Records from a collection
==========

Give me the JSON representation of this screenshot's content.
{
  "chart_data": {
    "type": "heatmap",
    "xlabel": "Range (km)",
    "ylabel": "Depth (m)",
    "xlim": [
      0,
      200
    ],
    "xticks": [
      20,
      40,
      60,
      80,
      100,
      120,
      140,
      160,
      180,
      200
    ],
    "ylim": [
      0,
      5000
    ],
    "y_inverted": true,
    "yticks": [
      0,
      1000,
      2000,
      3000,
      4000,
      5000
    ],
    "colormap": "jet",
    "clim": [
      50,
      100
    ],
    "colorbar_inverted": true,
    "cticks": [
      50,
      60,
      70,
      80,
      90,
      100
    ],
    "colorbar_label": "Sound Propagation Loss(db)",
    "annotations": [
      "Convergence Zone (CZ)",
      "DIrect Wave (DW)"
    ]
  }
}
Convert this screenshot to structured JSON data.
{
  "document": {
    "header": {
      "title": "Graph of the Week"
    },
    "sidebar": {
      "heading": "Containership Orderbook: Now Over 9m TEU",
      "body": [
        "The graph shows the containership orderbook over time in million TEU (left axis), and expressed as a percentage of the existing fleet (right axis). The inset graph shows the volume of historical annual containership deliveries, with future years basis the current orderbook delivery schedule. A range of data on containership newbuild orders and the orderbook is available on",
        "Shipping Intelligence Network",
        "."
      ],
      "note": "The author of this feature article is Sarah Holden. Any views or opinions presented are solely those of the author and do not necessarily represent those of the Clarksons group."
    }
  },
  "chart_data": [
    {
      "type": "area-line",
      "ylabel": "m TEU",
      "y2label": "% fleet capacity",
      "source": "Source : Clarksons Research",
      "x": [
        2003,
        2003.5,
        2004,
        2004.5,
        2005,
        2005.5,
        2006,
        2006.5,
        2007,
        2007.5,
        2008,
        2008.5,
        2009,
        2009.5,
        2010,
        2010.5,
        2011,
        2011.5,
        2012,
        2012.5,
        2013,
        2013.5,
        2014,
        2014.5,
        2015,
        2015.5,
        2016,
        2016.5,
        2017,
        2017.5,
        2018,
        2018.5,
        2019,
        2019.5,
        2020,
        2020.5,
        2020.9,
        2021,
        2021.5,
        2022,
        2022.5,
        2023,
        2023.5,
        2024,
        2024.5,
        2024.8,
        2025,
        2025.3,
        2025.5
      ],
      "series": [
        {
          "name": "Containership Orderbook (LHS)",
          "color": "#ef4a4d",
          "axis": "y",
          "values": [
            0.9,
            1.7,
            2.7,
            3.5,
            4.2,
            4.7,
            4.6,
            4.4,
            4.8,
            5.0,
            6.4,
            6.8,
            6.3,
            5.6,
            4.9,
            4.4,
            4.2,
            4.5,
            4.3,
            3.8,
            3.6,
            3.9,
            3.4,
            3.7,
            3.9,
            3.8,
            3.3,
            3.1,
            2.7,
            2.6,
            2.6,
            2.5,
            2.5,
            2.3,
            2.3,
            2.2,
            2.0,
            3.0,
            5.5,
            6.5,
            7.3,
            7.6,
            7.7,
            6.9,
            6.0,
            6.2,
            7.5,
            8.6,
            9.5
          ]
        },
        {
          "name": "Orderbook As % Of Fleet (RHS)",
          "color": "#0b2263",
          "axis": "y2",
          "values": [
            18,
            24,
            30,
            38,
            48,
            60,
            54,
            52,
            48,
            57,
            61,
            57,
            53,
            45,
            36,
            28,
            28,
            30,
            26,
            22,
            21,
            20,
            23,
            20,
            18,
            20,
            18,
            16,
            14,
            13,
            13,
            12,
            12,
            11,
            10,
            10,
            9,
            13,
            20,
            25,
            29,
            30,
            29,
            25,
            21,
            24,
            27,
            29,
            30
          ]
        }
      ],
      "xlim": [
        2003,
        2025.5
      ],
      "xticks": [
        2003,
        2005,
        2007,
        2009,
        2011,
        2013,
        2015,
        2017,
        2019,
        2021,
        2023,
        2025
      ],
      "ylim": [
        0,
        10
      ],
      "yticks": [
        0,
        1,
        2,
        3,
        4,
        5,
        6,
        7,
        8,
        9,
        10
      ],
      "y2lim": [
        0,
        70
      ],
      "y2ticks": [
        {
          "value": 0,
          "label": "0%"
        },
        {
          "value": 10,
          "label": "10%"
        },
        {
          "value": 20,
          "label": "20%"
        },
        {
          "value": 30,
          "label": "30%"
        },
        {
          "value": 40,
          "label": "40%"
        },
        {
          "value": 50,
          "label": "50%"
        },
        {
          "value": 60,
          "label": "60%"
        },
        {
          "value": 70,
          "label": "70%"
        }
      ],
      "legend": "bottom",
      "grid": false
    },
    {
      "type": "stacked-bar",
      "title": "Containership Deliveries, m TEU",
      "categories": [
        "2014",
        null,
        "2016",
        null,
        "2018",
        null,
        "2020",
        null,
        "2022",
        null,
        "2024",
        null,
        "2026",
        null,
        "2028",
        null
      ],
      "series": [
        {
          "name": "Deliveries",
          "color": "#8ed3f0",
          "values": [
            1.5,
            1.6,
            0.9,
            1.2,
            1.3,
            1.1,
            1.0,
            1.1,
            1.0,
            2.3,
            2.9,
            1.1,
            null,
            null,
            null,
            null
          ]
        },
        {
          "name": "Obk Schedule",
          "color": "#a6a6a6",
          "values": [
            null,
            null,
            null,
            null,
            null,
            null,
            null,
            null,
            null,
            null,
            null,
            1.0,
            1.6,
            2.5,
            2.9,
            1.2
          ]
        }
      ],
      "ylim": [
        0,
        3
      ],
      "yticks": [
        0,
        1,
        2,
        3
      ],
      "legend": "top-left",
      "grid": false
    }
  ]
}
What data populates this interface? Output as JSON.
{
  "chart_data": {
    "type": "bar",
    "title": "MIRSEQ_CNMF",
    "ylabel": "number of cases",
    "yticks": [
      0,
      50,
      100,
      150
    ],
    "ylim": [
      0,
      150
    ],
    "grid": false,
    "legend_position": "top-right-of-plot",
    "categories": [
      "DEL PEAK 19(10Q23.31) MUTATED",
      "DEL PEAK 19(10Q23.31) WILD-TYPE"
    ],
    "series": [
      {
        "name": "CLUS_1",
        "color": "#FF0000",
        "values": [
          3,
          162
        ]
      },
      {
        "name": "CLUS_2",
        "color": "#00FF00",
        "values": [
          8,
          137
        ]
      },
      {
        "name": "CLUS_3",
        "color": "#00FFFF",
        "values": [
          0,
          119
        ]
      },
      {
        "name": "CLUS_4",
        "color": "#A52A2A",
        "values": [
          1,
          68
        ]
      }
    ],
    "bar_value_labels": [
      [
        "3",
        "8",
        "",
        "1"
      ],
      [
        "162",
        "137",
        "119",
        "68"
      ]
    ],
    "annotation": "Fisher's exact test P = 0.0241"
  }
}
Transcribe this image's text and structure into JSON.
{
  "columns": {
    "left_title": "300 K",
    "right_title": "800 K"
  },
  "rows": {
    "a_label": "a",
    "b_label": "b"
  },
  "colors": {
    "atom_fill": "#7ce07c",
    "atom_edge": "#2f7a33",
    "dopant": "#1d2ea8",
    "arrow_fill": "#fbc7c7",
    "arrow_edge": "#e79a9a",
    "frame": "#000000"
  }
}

==========

• **AIM OF THE TASK**
Your task is to output exactly the lines running from the one with "Transcribe this image's" through the final line of the material above, with both ends included.

• **REPLY**
Transcribe this image's text and structure into JSON.
{
  "columns": {
    "left_title": "300 K",
    "right_title": "800 K"
  },
  "rows": {
    "a_label": "a",
    "b_label": "b"
  },
  "colors": {
    "atom_fill": "#7ce07c",
    "atom_edge": "#2f7a33",
    "dopant": "#1d2ea8",
    "arrow_fill": "#fbc7c7",
    "arrow_edge": "#e79a9a",
    "frame": "#000000"
  }
}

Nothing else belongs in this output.